-- TASK REQUIREMENTS --
Write the material out again exactly.

-- DATA TO PROCESS --
--------------------------------------------------
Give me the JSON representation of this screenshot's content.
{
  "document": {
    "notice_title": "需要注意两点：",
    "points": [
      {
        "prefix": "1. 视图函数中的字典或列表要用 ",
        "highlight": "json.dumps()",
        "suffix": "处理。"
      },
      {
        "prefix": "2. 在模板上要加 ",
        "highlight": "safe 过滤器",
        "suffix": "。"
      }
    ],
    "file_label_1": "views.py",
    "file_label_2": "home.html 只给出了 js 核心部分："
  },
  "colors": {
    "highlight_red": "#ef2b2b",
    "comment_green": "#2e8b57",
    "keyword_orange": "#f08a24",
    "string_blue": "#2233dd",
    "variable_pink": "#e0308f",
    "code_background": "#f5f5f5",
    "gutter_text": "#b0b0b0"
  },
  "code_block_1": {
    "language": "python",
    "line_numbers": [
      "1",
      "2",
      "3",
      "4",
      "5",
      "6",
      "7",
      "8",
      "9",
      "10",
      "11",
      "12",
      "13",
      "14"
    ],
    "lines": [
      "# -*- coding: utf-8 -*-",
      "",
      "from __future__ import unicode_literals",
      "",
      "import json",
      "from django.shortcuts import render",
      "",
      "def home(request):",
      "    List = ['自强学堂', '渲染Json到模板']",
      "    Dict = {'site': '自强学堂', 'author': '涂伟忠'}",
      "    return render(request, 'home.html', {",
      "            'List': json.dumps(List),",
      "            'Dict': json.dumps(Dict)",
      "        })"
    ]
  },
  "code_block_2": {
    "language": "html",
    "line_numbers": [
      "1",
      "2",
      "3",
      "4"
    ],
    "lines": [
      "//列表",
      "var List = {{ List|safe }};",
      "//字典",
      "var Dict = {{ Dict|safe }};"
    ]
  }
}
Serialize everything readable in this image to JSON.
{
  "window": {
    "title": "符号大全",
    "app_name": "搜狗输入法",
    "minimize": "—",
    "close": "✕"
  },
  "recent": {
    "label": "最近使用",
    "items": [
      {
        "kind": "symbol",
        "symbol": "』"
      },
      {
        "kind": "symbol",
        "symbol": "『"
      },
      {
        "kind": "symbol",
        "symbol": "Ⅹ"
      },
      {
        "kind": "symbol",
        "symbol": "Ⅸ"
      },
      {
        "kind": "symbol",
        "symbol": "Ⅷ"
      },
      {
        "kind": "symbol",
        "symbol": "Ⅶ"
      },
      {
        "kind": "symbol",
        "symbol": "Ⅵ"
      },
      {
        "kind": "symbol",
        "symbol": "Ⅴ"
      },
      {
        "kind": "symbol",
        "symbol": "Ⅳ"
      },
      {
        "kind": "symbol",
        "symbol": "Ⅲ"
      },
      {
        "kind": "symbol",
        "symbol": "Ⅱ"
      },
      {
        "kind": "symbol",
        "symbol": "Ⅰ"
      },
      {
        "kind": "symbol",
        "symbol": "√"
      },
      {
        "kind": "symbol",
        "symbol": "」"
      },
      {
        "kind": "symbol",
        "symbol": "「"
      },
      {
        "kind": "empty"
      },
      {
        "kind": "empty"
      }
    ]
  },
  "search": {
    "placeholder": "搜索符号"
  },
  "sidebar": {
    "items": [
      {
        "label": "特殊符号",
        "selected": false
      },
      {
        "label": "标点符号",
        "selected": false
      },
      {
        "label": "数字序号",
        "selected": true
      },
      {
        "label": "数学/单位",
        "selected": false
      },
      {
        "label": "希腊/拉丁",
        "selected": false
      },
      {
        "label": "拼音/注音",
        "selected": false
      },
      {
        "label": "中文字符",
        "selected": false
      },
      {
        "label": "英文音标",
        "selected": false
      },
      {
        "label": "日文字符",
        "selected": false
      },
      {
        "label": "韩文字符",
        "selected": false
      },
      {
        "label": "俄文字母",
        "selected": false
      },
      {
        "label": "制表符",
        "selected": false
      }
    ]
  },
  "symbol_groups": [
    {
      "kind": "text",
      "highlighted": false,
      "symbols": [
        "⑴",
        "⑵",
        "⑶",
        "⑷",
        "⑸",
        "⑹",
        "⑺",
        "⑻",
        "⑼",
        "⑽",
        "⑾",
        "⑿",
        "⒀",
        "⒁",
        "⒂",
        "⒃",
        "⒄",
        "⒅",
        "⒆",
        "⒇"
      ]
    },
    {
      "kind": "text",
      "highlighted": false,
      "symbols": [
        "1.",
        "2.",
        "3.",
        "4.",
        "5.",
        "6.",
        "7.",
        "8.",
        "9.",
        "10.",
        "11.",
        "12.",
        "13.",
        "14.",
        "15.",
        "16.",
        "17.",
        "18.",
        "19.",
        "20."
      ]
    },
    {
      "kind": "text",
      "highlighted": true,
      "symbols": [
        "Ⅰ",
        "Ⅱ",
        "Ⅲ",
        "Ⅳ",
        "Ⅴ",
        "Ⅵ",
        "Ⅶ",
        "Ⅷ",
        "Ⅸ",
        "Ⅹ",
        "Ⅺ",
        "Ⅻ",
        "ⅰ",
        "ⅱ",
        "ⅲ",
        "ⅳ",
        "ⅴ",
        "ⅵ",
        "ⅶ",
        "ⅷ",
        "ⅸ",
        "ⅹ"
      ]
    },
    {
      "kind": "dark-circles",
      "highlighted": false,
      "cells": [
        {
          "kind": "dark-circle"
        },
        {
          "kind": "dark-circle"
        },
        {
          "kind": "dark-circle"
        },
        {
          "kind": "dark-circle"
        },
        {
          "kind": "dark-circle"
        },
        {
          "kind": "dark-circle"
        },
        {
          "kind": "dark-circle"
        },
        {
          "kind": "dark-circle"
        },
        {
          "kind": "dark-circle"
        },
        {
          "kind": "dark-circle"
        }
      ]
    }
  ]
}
--------------------------------------------------
-- REPLY TO THE TASK --
Give me the JSON representation of this screenshot's content.
{
  "document": {
    "notice_title": "需要注意两点：",
    "points": [
      {
        "prefix": "1. 视图函数中的字典或列表要用 ",
        "highlight": "json.dumps()",
        "suffix": "处理。"
      },
      {
        "prefix": "2. 在模板上要加 ",
        "highlight": "safe 过滤器",
        "suffix": "。"
      }
    ],
    "file_label_1": "views.py",
    "file_label_2": "home.html 只给出了 js 核心部分："
  },
  "colors": {
    "highlight_red": "#ef2b2b",
    "comment_green": "#2e8b57",
    "keyword_orange": "#f08a24",
    "string_blue": "#2233dd",
    "variable_pink": "#e0308f",
    "code_background": "#f5f5f5",
    "gutter_text": "#b0b0b0"
  },
  "code_block_1": {
    "language": "python",
    "line_numbers": [
      "1",
      "2",
      "3",
      "4",
      "5",
      "6",
      "7",
      "8",
      "9",
      "10",
      "11",
      "12",
      "13",
      "14"
    ],
    "lines": [
      "# -*- coding: utf-8 -*-",
      "",
      "from __future__ import unicode_literals",
      "",
      "import json",
      "from django.shortcuts import render",
      "",
      "def home(request):",
      "    List = ['自强学堂', '渲染Json到模板']",
      "    Dict = {'site': '自强学堂', 'author': '涂伟忠'}",
      "    return render(request, 'home.html', {",
      "            'List': json.dumps(List),",
      "            'Dict': json.dumps(Dict)",
      "        })"
    ]
  },
  "code_block_2": {
    "language": "html",
    "line_numbers": [
      "1",
      "2",
      "3",
      "4"
    ],
    "lines": [
      "//列表",
      "var List = {{ List|safe }};",
      "//字典",
      "var Dict = {{ Dict|safe }};"
    ]
  }
}
Serialize everything readable in this image to JSON.
{
  "window": {
    "title": "符号大全",
    "app_name": "搜狗输入法",
    "minimize": "—",
    "close": "✕"
  },
  "recent": {
    "label": "最近使用",
    "items": [
      {
        "kind": "symbol",
        "symbol": "』"
      },
      {
        "kind": "symbol",
        "symbol": "『"
      },
      {
        "kind": "symbol",
        "symbol": "Ⅹ"
      },
      {
        "kind": "symbol",
        "symbol": "Ⅸ"
      },
      {
        "kind": "symbol",
        "symbol": "Ⅷ"
      },
      {
        "kind": "symbol",
        "symbol": "Ⅶ"
      },
      {
        "kind": "symbol",
        "symbol": "Ⅵ"
      },
      {
        "kind": "symbol",
        "symbol": "Ⅴ"
      },
      {
        "kind": "symbol",
        "symbol": "Ⅳ"
      },
      {
        "kind": "symbol",
        "symbol": "Ⅲ"
      },
      {
        "kind": "symbol",
        "symbol": "Ⅱ"
      },
      {
        "kind": "symbol",
        "symbol": "Ⅰ"
      },
      {
        "kind": "symbol",
        "symbol": "√"
      },
      {
        "kind": "symbol",
        "symbol": "」"
      },
      {
        "kind": "symbol",
        "symbol": "「"
      },
      {
        "kind": "empty"
      },
      {
        "kind": "empty"
      }
    ]
  },
  "search": {
    "placeholder": "搜索符号"
  },
  "sidebar": {
    "items": [
      {
        "label": "特殊符号",
        "selected": false
      },
      {
        "label": "标点符号",
        "selected": false
      },
      {
        "label": "数字序号",
        "selected": true
      },
      {
        "label": "数学/单位",
        "selected": false
      },
      {
        "label": "希腊/拉丁",
        "selected": false
      },
      {
        "label": "拼音/注音",
        "selected": false
      },
      {
        "label": "中文字符",
        "selected": false
      },
      {
        "label": "英文音标",
        "selected": false
      },
      {
        "label": "日文字符",
        "selected": false
      },
      {
        "label": "韩文字符",
        "selected": false
      },
      {
        "label": "俄文字母",
        "selected": false
      },
      {
        "label": "制表符",
        "selected": false
      }
    ]
  },
  "symbol_groups": [
    {
      "kind": "text",
      "highlighted": false,
      "symbols": [
        "⑴",
        "⑵",
        "⑶",
        "⑷",
        "⑸",
        "⑹",
        "⑺",
        "⑻",
        "⑼",
        "⑽",
        "⑾",
        "⑿",
        "⒀",
        "⒁",
        "⒂",
        "⒃",
        "⒄",
        "⒅",
        "⒆",
        "⒇"
      ]
    },
    {
      "kind": "text",
      "highlighted": false,
      "symbols": [
        "1.",
        "2.",
        "3.",
        "4.",
        "5.",
        "6.",
        "7.",
        "8.",
        "9.",
        "10.",
        "11.",
        "12.",
        "13.",
        "14.",
        "15.",
        "16.",
        "17.",
        "18.",
        "19.",
        "20."
      ]
    },
    {
      "kind": "text",
      "highlighted": true,
      "symbols": [
        "Ⅰ",
        "Ⅱ",
        "Ⅲ",
        "Ⅳ",
        "Ⅴ",
        "Ⅵ",
        "Ⅶ",
        "Ⅷ",
        "Ⅸ",
        "Ⅹ",
        "Ⅺ",
        "Ⅻ",
        "ⅰ",
        "ⅱ",
        "ⅲ",
        "ⅳ",
        "ⅴ",
        "ⅵ",
        "ⅶ",
        "ⅷ",
        "ⅸ",
        "ⅹ"
      ]
    },
    {
      "kind": "dark-circles",
      "highlighted": false,
      "cells": [
        {
          "kind": "dark-circle"
        },
        {
          "kind": "dark-circle"
        },
        {
          "kind": "dark-circle"
        },
        {
          "kind": "dark-circle"
        },
        {
          "kind": "dark-circle"
        },
        {
          "kind": "dark-circle"
        },
        {
          "kind": "dark-circle"
        },
        {
          "kind": "dark-circle"
        },
        {
          "kind": "dark-circle"
        },
        {
          "kind": "dark-circle"
        }
      ]
    }
  ]
}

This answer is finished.